PASSAGE TO READ -
BEGIN
This was recently the case with the Code Red and Nimda worms. Appearing in the wild in September 2001, the Nimda (Admin spelled backwards) worm displayed characteristics of a virus, Trojan, and worm. Nimda would arrive in a person's e-mail box as an e-mail message with an attachment named README.EXE. If the e-mail user tried to open this attachment, the Nimda worm would start infecting his computer and start looking for ways to spread itself. Nimda had virus characteristics because it would modify and create files on the computer and change the computer's configuration. It also had Trojan characteristics in that it would arrive as some benign e-mail attachment and would pollute trusted files on the computer, such as RICHED32.DLL, a file used to open Microsoft Word documents. Its worm characteristics were also advanced, because it could spread itself in multiple ways. Nimda would attempt to find and infect vulnerable Microsoft Web servers and spread between them. It would also modify (Trojan) the Web server's home page so that other users who trusted and visited the site with Internet Explorer would download and install the worm on their own computer. Then, of course, it would spread itself through e-mail messages, using its own e-mail engine instead of the e-mail client (Eudora or Outlook) that delivered it.
END
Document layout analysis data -
BEGIN
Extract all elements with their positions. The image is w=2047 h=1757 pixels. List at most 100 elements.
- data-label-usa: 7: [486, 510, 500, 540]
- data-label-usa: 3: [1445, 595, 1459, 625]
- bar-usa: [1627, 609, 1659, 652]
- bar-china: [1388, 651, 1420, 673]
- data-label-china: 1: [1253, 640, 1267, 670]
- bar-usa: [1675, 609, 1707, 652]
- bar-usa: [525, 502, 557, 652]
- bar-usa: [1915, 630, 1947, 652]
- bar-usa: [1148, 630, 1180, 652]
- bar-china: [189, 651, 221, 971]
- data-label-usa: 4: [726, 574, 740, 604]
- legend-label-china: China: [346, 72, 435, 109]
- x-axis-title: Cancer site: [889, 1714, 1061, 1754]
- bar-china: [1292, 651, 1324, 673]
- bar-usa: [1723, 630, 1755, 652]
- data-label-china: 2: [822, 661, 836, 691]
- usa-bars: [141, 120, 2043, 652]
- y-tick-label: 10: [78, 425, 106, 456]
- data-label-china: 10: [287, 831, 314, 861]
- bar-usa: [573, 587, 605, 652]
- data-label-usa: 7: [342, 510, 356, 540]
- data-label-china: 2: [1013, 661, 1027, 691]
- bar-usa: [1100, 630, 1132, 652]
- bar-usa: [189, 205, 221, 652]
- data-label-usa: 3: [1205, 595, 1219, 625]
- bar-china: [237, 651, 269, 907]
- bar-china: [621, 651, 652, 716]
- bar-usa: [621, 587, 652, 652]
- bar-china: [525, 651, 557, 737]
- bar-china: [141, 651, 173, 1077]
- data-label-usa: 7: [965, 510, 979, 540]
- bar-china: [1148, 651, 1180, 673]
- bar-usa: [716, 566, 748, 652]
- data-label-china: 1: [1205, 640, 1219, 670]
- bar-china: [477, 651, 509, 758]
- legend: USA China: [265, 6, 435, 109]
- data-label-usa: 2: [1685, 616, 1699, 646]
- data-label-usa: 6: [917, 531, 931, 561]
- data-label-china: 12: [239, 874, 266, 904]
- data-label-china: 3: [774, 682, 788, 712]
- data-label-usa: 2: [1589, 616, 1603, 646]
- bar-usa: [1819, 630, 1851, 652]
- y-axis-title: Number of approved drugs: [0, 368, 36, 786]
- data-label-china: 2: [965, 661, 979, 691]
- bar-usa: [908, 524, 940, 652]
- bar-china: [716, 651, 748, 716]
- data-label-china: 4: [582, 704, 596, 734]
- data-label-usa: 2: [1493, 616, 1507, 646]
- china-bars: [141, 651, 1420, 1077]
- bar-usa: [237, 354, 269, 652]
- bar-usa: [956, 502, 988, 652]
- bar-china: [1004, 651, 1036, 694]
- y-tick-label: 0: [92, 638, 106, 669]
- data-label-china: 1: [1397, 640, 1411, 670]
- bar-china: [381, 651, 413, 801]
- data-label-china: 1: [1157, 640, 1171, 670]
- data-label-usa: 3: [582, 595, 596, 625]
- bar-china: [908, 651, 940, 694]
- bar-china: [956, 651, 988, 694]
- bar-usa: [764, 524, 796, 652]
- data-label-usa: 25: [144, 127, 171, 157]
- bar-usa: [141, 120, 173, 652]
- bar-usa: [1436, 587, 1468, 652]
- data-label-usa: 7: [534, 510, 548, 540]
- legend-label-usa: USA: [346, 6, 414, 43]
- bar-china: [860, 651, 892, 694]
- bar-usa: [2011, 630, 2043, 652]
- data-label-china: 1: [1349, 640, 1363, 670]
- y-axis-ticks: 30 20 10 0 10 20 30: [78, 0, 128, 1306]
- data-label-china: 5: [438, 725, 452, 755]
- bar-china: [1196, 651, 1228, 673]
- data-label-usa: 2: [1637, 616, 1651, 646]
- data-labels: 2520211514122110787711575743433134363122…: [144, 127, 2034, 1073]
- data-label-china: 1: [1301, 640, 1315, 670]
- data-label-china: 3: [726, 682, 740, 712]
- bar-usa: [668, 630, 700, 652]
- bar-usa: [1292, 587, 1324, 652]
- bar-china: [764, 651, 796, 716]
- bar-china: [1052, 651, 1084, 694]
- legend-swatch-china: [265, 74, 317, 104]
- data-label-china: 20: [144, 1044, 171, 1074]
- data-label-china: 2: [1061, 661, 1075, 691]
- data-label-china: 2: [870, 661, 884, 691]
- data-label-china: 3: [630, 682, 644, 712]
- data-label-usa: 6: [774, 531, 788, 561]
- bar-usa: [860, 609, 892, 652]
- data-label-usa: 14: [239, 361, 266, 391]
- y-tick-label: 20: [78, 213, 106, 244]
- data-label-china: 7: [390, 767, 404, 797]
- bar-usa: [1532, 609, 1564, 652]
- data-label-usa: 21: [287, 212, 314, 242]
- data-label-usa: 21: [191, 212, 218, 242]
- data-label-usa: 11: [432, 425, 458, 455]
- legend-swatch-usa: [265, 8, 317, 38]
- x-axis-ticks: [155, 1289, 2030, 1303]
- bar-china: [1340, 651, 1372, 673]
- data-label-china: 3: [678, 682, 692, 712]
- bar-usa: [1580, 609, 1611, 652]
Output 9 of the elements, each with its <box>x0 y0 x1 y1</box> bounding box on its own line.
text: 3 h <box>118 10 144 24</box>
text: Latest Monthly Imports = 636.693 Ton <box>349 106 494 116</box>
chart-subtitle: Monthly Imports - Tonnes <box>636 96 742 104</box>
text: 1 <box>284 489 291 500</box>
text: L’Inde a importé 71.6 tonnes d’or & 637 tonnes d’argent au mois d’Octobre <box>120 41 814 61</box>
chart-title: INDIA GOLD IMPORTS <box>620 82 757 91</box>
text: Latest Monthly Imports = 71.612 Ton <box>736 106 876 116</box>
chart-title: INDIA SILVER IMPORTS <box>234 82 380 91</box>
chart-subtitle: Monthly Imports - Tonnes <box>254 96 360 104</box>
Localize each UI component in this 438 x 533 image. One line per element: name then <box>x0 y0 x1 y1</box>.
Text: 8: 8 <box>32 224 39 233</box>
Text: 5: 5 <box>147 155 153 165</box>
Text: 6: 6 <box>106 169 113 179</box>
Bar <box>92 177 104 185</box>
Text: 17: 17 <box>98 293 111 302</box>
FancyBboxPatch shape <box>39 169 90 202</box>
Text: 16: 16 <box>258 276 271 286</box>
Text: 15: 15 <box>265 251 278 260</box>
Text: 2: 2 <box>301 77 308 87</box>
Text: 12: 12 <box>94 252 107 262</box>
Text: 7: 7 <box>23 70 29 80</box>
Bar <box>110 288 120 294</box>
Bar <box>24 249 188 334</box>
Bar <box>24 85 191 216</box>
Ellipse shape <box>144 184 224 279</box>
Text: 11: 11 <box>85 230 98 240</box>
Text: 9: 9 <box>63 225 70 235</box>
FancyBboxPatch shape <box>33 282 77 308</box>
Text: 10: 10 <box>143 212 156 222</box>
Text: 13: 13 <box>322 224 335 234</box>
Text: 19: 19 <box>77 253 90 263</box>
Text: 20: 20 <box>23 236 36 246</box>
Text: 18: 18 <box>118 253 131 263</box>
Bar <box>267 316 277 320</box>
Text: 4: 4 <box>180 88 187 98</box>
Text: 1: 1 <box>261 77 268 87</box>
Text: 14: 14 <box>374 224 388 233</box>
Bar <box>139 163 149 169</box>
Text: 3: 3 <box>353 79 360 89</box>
END
WHAT TO DO - In the passage about the Nimda worm, what was the name of the e-mail attachment the worm arrived in?

RESULT FOR THIS TASK - README.EXE